### Directions for this task
Write out each entry again. Keep every word exactly as it is.

.....

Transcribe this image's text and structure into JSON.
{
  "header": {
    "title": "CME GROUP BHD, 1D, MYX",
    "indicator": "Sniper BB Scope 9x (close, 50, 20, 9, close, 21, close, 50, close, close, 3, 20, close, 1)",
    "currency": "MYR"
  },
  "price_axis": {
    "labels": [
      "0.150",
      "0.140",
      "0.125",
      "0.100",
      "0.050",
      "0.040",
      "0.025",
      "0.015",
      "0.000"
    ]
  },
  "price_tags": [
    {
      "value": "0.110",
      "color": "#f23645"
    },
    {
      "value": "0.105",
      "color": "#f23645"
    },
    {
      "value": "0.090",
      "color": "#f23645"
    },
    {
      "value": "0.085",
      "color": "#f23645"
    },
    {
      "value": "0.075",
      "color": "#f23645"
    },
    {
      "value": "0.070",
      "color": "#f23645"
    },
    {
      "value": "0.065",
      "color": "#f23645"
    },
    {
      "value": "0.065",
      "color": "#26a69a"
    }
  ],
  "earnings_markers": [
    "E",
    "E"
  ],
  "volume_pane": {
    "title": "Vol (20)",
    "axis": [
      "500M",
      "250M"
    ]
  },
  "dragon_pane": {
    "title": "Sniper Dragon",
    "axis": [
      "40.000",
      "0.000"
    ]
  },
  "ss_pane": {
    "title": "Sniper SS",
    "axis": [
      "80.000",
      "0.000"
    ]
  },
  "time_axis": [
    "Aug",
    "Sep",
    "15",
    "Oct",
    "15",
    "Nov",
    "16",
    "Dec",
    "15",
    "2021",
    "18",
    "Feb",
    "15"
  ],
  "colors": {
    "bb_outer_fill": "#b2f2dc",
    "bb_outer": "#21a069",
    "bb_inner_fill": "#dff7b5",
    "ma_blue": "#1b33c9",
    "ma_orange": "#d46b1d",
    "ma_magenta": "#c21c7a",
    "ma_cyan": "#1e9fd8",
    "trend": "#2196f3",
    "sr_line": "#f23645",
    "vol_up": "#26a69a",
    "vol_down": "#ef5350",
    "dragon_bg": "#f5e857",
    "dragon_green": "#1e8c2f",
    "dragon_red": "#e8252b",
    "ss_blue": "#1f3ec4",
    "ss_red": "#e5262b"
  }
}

.....

### Answer in full
Transcribe this image's text and structure into JSON.
{
  "header": {
    "title": "CME GROUP BHD, 1D, MYX",
    "indicator": "Sniper BB Scope 9x (close, 50, 20, 9, close, 21, close, 50, close, close, 3, 20, close, 1)",
    "currency": "MYR"
  },
  "price_axis": {
    "labels": [
      "0.150",
      "0.140",
      "0.125",
      "0.100",
      "0.050",
      "0.040",
      "0.025",
      "0.015",
      "0.000"
    ]
  },
  "price_tags": [
    {
      "value": "0.110",
      "color": "#f23645"
    },
    {
      "value": "0.105",
      "color": "#f23645"
    },
    {
      "value": "0.090",
      "color": "#f23645"
    },
    {
      "value": "0.085",
      "color": "#f23645"
    },
    {
      "value": "0.075",
      "color": "#f23645"
    },
    {
      "value": "0.070",
      "color": "#f23645"
    },
    {
      "value": "0.065",
      "color": "#f23645"
    },
    {
      "value": "0.065",
      "color": "#26a69a"
    }
  ],
  "earnings_markers": [
    "E",
    "E"
  ],
  "volume_pane": {
    "title": "Vol (20)",
    "axis": [
      "500M",
      "250M"
    ]
  },
  "dragon_pane": {
    "title": "Sniper Dragon",
    "axis": [
      "40.000",
      "0.000"
    ]
  },
  "ss_pane": {
    "title": "Sniper SS",
    "axis": [
      "80.000",
      "0.000"
    ]
  },
  "time_axis": [
    "Aug",
    "Sep",
    "15",
    "Oct",
    "15",
    "Nov",
    "16",
    "Dec",
    "15",
    "2021",
    "18",
    "Feb",
    "15"
  ],
  "colors": {
    "bb_outer_fill": "#b2f2dc",
    "bb_outer": "#21a069",
    "bb_inner_fill": "#dff7b5",
    "ma_blue": "#1b33c9",
    "ma_orange": "#d46b1d",
    "ma_magenta": "#c21c7a",
    "ma_cyan": "#1e9fd8",
    "trend": "#2196f3",
    "sr_line": "#f23645",
    "vol_up": "#26a69a",
    "vol_down": "#ef5350",
    "dragon_bg": "#f5e857",
    "dragon_green": "#1e8c2f",
    "dragon_red": "#e8252b",
    "ss_blue": "#1f3ec4",
    "ss_red": "#e5262b"
  }
}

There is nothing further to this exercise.